Short problem
Set down the material below in full, matching it exactly.

Stored items from a collection:
- - -
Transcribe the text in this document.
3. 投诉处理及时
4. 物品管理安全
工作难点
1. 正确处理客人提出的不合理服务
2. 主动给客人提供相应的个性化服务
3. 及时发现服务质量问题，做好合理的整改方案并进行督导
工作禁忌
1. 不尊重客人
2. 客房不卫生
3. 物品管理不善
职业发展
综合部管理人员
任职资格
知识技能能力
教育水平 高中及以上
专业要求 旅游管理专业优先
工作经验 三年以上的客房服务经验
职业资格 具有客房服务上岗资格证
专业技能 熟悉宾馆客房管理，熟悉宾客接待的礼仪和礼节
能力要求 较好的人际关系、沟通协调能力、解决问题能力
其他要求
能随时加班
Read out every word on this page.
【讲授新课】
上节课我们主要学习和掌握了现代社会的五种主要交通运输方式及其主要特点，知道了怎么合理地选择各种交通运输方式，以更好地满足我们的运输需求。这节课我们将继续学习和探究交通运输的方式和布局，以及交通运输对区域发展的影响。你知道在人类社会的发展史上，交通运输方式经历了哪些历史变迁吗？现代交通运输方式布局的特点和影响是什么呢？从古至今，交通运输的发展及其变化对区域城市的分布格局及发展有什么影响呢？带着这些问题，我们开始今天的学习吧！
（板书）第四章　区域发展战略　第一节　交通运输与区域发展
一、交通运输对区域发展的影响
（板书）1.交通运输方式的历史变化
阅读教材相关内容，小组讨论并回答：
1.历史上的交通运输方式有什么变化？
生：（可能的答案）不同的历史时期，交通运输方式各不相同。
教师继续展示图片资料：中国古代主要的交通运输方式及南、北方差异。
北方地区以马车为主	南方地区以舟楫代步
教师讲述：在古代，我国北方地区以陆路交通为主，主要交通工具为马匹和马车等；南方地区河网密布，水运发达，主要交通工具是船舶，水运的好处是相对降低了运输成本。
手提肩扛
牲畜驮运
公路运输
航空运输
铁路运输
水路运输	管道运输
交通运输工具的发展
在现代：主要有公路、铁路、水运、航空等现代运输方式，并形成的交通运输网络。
- - -
Answer to the problem
Transcribe the text in this document.
3. 投诉处理及时
4. 物品管理安全
工作难点
1. 正确处理客人提出的不合理服务
2. 主动给客人提供相应的个性化服务
3. 及时发现服务质量问题，做好合理的整改方案并进行督导
工作禁忌
1. 不尊重客人
2. 客房不卫生
3. 物品管理不善
职业发展
综合部管理人员
任职资格
知识技能能力
教育水平 高中及以上
专业要求 旅游管理专业优先
工作经验 三年以上的客房服务经验
职业资格 具有客房服务上岗资格证
专业技能 熟悉宾馆客房管理，熟悉宾客接待的礼仪和礼节
能力要求 较好的人际关系、沟通协调能力、解决问题能力
其他要求
能随时加班
Read out every word on this page.
【讲授新课】
上节课我们主要学习和掌握了现代社会的五种主要交通运输方式及其主要特点，知道了怎么合理地选择各种交通运输方式，以更好地满足我们的运输需求。这节课我们将继续学习和探究交通运输的方式和布局，以及交通运输对区域发展的影响。你知道在人类社会的发展史上，交通运输方式经历了哪些历史变迁吗？现代交通运输方式布局的特点和影响是什么呢？从古至今，交通运输的发展及其变化对区域城市的分布格局及发展有什么影响呢？带着这些问题，我们开始今天的学习吧！
（板书）第四章　区域发展战略　第一节　交通运输与区域发展
一、交通运输对区域发展的影响
（板书）1.交通运输方式的历史变化
阅读教材相关内容，小组讨论并回答：
1.历史上的交通运输方式有什么变化？
生：（可能的答案）不同的历史时期，交通运输方式各不相同。
教师继续展示图片资料：中国古代主要的交通运输方式及南、北方差异。
北方地区以马车为主	南方地区以舟楫代步
教师讲述：在古代，我国北方地区以陆路交通为主，主要交通工具为马匹和马车等；南方地区河网密布，水运发达，主要交通工具是船舶，水运的好处是相对降低了运输成本。
手提肩扛
牲畜驮运
公路运输
航空运输
铁路运输
水路运输	管道运输
交通运输工具的发展
在现代：主要有公路、铁路、水运、航空等现代运输方式，并形成的交通运输网络。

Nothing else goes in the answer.